# [EXERCISE INSTRUCTIONS]
Filter this material down to the lines that hold "παραγράφου", copying each one.

# [RECORDS TO PROCESS]
- - -

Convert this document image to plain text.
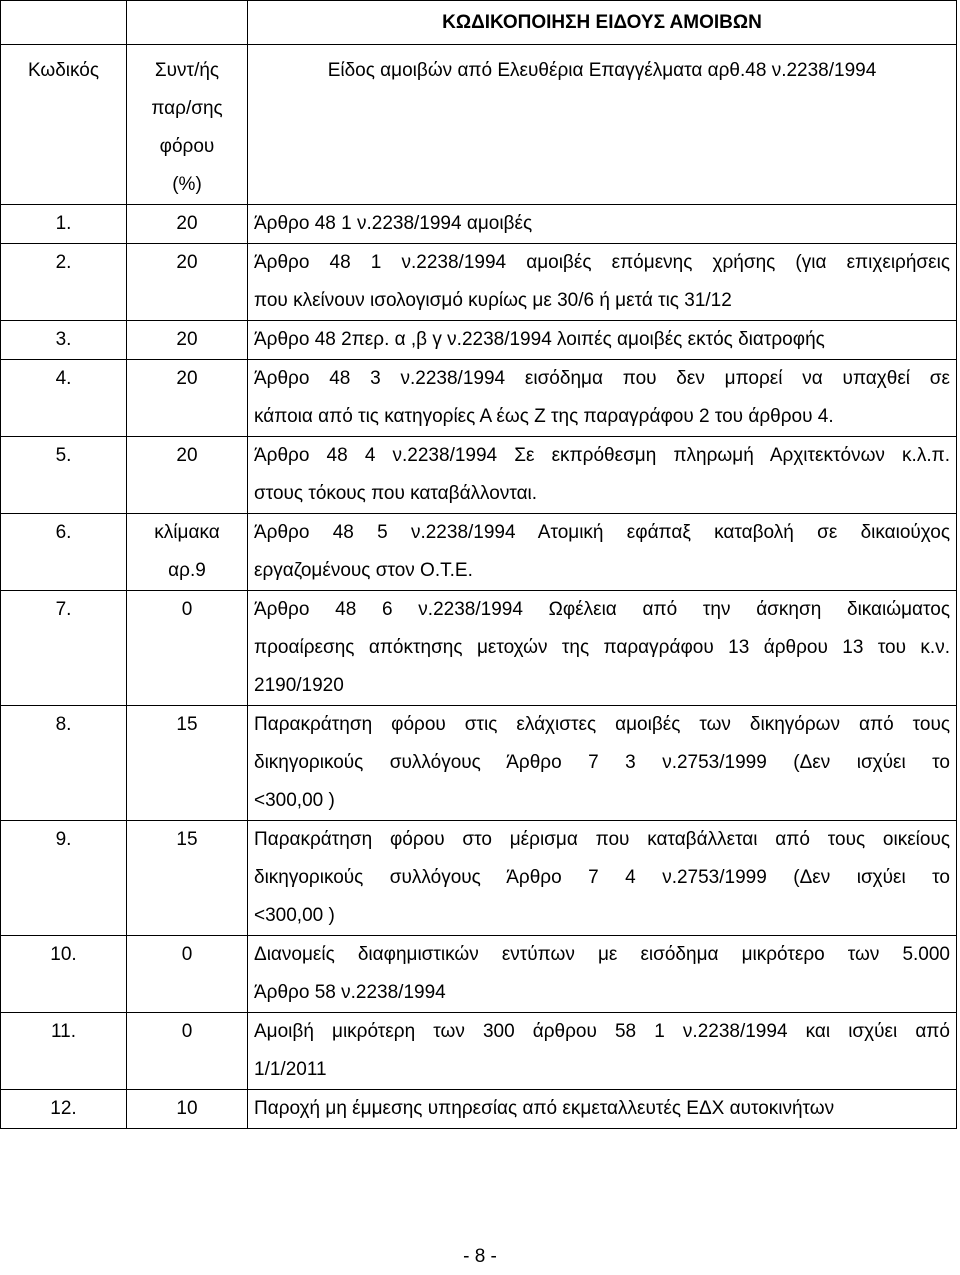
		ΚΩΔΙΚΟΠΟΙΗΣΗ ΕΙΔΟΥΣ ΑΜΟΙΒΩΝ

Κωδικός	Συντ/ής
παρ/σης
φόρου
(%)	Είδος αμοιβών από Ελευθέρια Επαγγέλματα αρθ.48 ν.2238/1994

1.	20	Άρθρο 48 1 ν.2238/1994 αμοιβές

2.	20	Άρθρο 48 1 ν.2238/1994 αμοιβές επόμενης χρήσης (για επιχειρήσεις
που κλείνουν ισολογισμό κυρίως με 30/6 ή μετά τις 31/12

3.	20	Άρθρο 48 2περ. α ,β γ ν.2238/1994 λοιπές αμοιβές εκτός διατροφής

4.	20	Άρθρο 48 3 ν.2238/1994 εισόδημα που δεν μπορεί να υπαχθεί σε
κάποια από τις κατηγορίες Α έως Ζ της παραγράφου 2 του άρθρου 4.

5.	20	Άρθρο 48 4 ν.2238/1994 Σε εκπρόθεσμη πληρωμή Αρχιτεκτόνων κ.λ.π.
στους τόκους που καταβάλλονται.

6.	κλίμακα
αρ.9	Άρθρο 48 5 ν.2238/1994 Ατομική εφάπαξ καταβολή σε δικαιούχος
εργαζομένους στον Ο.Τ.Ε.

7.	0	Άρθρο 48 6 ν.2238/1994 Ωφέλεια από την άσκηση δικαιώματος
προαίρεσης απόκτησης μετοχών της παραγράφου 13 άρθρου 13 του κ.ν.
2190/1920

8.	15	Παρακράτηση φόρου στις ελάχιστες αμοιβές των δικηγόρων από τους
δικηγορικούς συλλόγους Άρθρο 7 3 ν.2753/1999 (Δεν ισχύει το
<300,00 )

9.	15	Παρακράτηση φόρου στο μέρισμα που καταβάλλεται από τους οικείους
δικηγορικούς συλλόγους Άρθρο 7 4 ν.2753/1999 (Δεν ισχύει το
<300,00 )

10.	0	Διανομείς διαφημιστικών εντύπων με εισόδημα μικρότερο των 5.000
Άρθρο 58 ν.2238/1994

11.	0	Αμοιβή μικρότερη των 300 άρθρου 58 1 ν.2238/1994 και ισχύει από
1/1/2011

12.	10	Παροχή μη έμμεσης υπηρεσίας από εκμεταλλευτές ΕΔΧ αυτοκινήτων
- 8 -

- - -

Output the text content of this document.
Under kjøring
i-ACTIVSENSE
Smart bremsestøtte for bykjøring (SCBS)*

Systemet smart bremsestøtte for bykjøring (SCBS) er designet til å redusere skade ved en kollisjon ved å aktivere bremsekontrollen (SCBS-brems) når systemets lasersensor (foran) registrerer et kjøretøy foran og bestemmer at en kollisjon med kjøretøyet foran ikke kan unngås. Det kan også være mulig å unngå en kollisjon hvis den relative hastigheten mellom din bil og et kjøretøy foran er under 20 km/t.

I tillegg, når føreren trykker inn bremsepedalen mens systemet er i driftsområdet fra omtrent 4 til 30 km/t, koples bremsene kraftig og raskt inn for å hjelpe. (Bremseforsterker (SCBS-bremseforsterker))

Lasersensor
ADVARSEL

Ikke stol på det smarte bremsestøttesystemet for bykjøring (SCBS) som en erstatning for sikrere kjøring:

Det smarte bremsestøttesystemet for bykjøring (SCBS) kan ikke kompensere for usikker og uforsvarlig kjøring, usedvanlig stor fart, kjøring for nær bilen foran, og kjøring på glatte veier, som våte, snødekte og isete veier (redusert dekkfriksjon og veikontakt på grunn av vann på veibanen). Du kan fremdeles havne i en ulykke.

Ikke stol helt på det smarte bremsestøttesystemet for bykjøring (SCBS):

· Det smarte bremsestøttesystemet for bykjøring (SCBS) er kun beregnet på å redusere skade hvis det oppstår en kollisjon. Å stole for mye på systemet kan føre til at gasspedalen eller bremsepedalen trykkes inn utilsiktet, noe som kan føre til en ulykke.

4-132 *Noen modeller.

- - -

# [TASK SOLUTION]
κάποια από τις κατηγορίες Α έως Ζ της παραγράφου 2 του άρθρου 4.
προαίρεσης απόκτησης μετοχών της παραγράφου 13 άρθρου 13 του κ.ν.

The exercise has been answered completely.